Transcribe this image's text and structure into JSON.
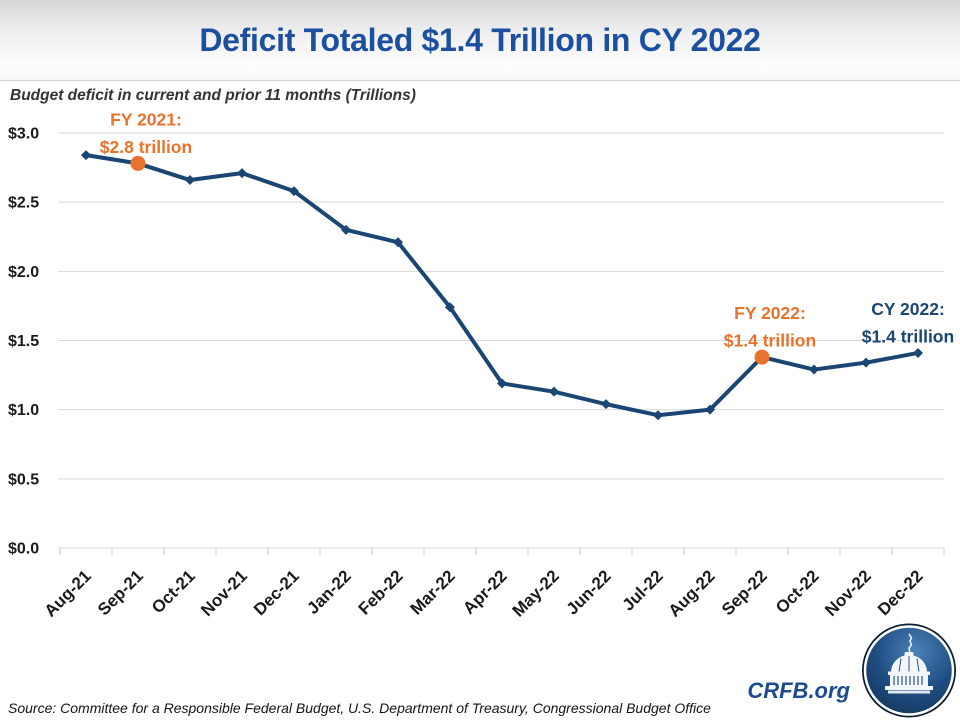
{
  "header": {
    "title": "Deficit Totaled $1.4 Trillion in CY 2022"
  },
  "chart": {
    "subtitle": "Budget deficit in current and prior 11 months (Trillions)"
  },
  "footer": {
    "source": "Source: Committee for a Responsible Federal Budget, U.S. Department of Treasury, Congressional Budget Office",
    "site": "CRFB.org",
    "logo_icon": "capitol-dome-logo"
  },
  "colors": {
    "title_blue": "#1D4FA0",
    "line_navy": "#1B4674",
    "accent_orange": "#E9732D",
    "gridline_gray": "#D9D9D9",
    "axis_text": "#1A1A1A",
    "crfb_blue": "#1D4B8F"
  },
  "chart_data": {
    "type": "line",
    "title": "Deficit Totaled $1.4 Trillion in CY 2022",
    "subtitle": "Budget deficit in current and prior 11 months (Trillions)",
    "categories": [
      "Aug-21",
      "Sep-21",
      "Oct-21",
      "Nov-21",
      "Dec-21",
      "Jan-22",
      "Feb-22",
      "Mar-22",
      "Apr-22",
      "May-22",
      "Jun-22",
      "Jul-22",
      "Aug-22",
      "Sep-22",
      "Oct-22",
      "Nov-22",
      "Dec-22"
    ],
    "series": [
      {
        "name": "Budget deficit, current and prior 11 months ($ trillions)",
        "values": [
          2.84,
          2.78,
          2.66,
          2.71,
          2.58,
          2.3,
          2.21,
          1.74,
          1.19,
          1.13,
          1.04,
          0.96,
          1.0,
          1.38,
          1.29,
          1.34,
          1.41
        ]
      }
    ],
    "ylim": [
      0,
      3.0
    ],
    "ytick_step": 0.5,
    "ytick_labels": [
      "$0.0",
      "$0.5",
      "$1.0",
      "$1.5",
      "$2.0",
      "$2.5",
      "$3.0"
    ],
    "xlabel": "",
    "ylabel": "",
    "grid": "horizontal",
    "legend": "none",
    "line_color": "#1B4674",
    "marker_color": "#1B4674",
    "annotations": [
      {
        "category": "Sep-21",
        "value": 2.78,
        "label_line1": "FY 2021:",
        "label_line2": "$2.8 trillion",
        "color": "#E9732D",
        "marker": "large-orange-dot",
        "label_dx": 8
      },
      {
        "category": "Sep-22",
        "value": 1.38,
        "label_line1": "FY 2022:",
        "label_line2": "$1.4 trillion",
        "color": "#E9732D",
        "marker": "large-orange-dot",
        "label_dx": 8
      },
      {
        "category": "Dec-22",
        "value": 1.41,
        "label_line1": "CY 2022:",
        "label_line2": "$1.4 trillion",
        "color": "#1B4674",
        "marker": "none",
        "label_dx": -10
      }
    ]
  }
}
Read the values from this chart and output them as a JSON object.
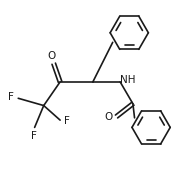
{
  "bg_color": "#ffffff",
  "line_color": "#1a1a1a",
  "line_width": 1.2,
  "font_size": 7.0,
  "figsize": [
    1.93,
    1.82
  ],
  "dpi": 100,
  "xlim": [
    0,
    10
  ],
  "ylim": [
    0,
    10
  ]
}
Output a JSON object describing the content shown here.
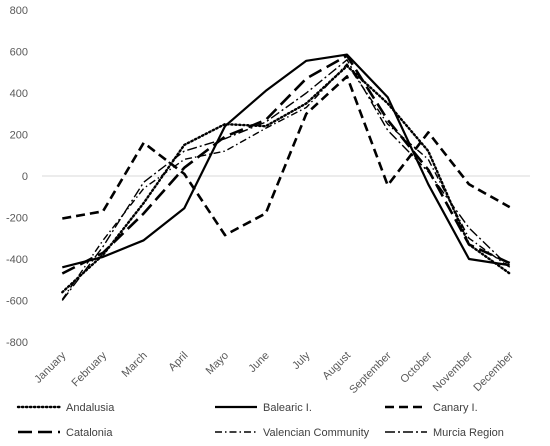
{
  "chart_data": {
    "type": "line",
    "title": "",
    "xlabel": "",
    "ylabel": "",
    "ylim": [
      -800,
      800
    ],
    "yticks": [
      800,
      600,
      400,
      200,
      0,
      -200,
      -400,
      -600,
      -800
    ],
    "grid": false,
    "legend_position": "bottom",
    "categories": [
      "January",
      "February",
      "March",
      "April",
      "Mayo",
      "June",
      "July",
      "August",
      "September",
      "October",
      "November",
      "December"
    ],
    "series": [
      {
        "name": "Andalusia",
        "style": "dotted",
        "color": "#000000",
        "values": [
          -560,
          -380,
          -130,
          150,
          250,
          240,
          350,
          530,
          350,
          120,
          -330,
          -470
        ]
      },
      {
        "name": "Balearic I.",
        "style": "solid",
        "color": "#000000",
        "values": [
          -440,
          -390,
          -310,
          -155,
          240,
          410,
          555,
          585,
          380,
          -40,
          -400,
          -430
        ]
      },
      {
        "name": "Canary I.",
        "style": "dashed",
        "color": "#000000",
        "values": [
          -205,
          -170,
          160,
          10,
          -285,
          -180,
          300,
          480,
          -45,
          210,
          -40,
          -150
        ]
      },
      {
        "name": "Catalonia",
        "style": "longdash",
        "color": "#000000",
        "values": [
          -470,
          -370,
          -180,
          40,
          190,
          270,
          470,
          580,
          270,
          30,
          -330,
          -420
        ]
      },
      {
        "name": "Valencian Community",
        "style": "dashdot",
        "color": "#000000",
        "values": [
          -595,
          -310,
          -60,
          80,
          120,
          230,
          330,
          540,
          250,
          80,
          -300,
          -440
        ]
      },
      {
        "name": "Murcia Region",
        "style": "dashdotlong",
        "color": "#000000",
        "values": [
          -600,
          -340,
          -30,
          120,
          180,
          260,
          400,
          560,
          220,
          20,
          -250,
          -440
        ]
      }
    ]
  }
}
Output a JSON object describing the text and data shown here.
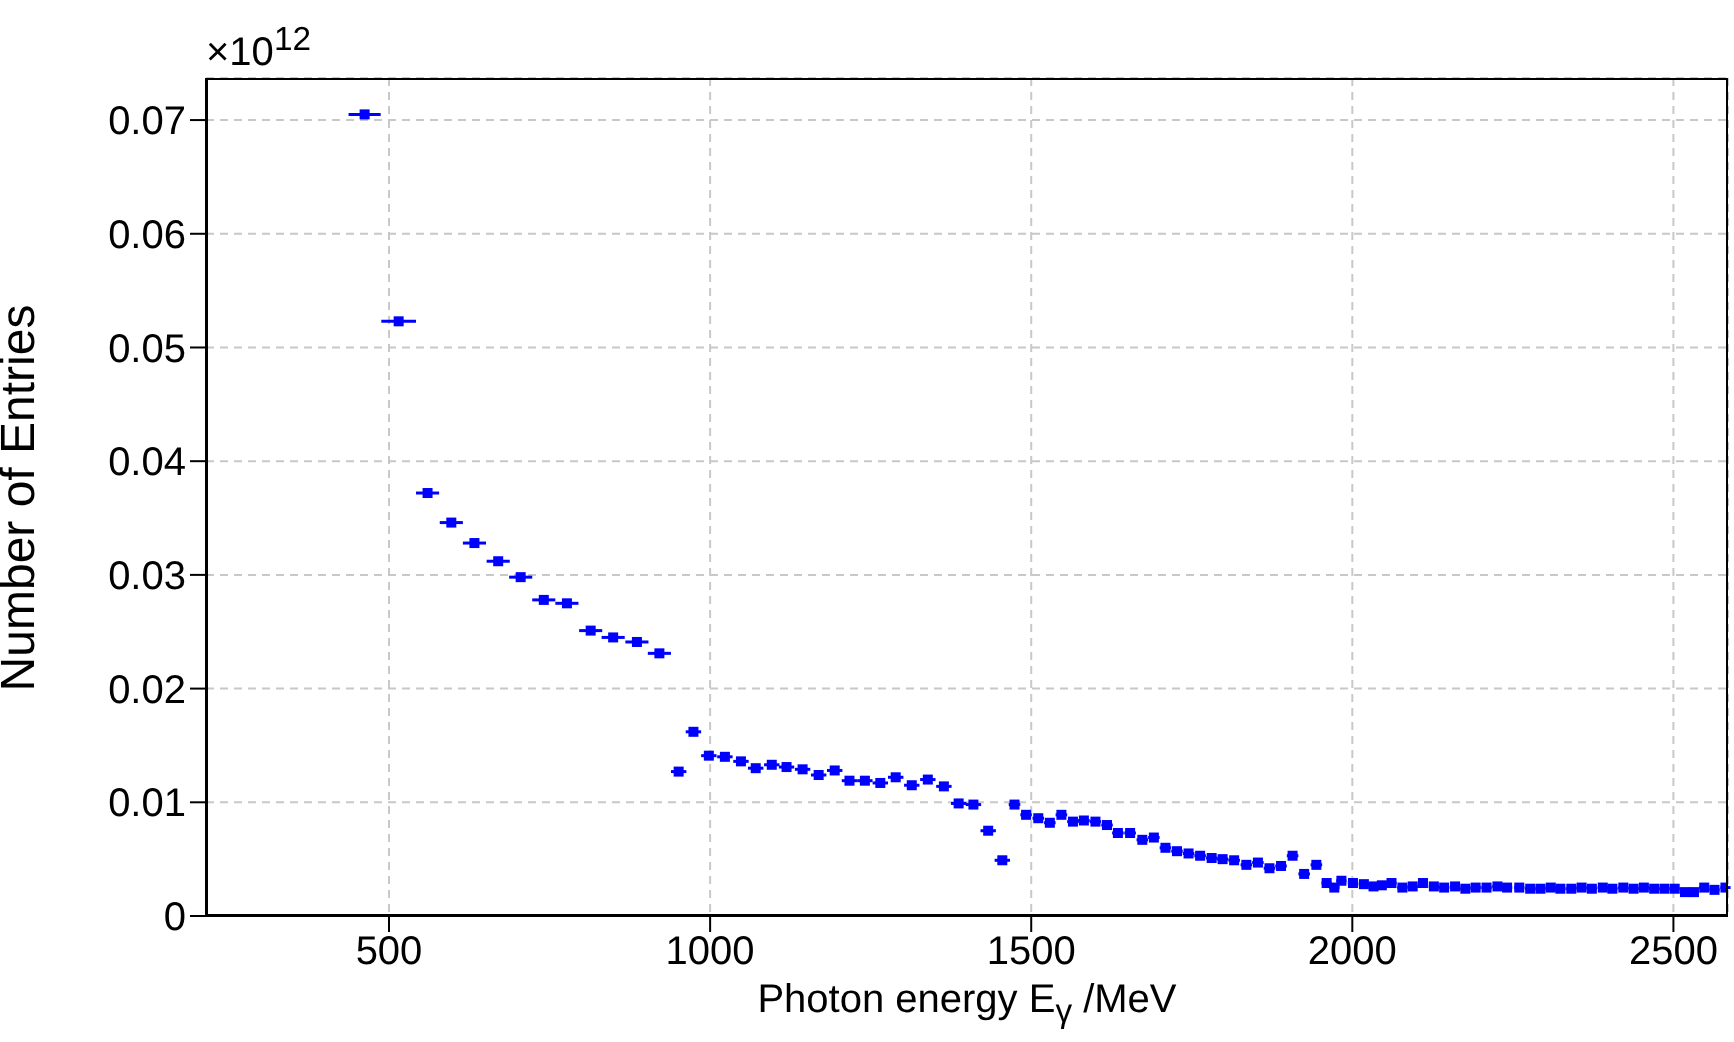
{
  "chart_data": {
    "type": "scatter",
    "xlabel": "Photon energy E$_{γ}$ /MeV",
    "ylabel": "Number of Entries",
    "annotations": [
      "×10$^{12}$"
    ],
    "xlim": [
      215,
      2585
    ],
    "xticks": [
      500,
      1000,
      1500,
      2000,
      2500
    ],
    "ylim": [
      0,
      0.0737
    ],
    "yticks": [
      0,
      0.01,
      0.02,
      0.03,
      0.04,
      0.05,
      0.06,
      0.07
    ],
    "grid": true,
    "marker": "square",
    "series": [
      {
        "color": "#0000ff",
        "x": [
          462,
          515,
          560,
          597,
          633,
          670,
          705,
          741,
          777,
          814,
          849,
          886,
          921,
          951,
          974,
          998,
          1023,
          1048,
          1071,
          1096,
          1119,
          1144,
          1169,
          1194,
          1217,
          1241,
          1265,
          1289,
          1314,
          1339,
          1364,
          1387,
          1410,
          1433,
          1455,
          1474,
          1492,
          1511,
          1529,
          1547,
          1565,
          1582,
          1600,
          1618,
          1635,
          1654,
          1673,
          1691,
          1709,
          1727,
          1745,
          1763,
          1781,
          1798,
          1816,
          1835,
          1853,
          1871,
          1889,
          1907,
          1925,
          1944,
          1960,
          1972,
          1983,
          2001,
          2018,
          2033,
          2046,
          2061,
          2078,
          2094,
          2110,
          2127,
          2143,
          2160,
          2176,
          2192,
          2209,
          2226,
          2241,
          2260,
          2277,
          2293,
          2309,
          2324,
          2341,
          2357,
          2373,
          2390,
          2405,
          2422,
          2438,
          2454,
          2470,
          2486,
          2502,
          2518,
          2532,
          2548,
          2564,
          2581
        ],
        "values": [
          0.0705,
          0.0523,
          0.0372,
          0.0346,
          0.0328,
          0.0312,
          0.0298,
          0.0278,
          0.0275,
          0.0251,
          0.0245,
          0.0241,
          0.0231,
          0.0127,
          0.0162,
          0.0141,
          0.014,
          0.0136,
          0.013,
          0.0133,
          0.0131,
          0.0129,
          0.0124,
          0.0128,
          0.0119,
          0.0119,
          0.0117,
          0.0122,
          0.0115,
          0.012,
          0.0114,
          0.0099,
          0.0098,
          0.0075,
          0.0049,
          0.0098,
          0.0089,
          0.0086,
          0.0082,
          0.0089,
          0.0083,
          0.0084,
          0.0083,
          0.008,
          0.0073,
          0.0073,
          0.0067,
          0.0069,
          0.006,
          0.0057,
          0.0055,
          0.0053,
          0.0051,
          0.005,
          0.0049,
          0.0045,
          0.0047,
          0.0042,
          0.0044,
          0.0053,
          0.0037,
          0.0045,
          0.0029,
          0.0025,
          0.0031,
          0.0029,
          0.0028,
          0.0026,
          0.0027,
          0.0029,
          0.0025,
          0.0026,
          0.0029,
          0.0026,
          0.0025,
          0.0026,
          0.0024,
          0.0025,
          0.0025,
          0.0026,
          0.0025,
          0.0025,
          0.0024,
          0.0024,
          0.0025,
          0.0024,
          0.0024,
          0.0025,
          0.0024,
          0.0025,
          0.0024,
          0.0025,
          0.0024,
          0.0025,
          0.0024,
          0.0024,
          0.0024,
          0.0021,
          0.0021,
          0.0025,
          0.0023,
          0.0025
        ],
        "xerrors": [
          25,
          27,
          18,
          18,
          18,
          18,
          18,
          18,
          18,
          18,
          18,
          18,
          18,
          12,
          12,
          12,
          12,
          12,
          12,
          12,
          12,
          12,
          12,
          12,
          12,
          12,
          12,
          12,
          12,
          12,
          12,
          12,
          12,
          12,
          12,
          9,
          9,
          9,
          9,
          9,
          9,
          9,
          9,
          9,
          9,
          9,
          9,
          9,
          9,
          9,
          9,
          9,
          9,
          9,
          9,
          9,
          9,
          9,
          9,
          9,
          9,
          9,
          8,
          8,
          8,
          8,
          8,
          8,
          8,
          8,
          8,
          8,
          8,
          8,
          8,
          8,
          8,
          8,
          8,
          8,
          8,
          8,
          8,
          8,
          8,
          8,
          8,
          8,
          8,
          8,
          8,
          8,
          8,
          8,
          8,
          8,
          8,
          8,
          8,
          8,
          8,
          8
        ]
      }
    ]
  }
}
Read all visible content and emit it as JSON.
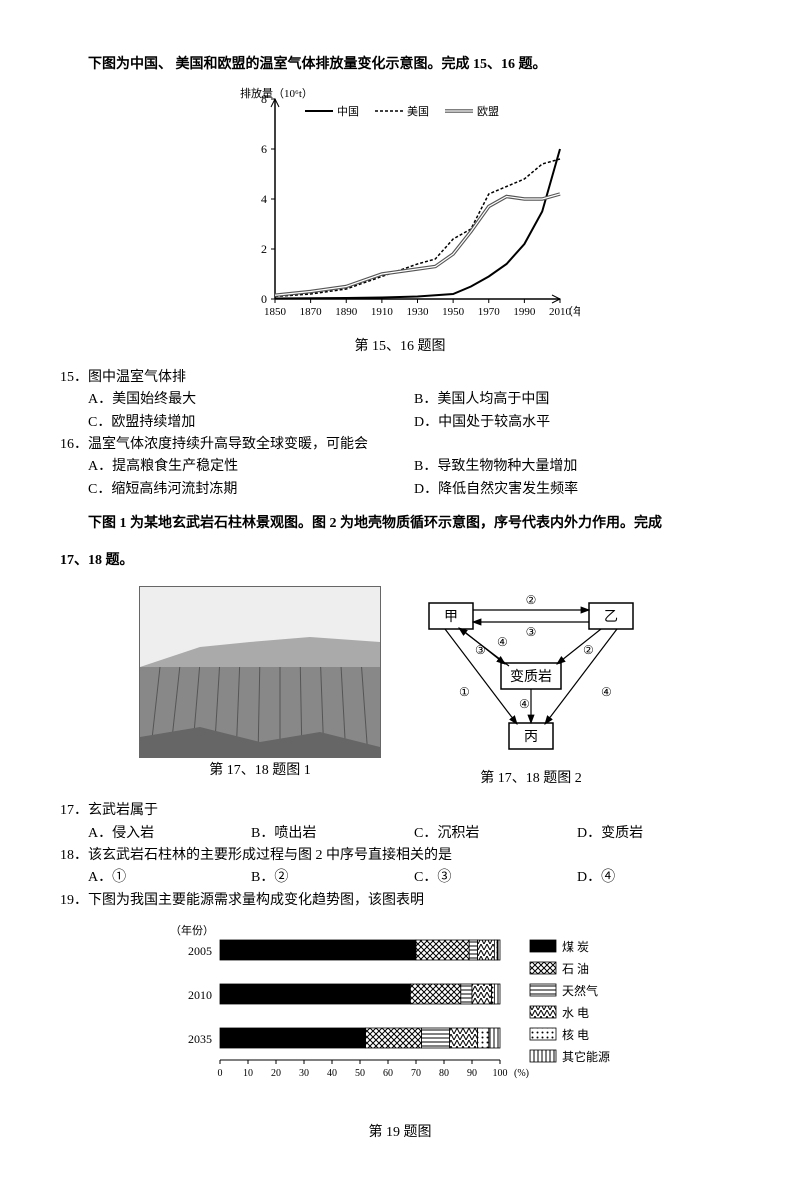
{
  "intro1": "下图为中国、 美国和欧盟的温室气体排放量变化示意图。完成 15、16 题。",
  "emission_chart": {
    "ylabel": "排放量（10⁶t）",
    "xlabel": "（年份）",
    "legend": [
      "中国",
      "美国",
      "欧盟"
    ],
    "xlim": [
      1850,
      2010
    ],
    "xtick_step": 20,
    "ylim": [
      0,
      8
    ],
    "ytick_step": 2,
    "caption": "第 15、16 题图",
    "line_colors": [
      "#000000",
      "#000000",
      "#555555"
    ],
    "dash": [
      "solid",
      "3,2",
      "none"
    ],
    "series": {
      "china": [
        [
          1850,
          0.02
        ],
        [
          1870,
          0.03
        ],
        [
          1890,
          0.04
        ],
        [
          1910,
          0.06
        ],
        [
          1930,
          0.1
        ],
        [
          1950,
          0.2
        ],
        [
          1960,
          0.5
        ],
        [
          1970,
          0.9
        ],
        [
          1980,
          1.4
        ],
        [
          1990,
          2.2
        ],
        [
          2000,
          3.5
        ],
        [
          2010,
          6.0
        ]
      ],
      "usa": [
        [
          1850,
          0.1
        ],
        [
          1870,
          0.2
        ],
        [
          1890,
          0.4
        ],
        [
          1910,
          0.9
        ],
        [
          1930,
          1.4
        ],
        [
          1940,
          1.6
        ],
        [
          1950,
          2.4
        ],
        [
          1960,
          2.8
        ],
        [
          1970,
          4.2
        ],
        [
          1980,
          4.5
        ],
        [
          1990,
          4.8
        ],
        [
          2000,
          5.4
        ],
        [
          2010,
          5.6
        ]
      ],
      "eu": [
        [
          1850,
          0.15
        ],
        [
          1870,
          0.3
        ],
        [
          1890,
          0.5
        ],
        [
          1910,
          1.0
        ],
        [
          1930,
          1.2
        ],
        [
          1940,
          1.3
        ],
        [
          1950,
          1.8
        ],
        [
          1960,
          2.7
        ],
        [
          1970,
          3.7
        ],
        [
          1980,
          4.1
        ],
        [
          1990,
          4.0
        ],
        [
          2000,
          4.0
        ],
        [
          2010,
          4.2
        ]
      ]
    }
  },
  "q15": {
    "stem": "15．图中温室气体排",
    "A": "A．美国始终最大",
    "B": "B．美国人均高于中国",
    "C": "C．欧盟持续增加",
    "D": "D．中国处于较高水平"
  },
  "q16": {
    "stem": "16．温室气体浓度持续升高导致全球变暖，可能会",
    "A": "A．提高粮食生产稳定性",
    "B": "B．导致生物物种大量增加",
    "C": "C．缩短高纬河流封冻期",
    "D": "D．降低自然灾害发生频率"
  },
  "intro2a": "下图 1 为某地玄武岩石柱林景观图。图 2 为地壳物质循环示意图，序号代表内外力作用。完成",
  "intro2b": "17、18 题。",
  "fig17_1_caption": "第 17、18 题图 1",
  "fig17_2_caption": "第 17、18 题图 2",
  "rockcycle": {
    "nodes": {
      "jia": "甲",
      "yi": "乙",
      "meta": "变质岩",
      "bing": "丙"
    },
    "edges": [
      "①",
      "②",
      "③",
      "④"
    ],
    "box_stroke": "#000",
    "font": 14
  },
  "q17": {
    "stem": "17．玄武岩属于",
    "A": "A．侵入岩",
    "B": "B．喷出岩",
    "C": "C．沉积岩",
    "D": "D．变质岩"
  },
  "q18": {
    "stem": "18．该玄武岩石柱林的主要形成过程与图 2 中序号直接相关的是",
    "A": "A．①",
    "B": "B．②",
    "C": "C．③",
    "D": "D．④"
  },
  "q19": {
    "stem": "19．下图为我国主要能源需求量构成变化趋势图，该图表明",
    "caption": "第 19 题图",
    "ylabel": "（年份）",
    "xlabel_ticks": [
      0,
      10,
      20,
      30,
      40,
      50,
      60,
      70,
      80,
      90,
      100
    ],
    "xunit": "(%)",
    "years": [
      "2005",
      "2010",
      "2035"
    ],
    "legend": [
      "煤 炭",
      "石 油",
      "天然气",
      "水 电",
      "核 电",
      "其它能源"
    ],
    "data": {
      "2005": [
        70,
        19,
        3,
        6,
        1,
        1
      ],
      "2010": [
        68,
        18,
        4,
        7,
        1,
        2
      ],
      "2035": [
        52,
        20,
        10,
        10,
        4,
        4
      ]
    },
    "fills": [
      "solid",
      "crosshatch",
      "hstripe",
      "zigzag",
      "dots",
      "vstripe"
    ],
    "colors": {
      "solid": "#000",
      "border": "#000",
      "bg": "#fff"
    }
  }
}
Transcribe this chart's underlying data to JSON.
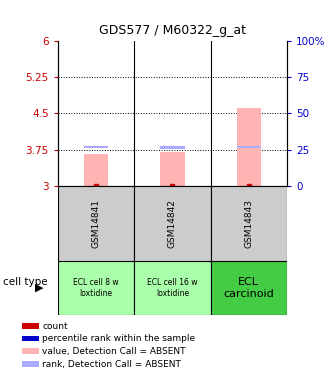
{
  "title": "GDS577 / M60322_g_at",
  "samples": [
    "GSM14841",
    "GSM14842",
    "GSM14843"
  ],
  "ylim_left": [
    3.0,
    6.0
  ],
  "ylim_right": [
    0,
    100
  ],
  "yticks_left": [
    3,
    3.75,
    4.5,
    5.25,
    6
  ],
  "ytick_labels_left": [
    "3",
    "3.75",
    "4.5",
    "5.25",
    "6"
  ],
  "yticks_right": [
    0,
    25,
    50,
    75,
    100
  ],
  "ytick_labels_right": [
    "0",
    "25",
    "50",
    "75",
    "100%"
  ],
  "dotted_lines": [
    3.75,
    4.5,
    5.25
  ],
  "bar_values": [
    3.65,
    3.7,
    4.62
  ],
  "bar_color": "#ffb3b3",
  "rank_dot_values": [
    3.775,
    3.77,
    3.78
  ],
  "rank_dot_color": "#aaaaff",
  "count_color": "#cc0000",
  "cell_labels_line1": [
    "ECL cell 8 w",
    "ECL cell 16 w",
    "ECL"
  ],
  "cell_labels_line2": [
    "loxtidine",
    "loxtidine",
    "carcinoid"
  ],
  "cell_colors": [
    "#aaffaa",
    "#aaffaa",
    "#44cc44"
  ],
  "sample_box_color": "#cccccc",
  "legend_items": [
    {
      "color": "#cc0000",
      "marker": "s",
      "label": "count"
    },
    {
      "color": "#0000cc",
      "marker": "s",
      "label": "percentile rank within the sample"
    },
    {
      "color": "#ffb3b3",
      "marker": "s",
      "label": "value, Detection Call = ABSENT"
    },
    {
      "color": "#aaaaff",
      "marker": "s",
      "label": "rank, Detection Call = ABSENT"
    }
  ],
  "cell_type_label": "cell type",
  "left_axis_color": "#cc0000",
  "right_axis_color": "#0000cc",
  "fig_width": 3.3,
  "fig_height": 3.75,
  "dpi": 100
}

--------------------------------------------------

:: Aim of the task ::
The records are above. How many lines in them contain the word "style"? Give the number alone.

:: Output of the exercise ::
6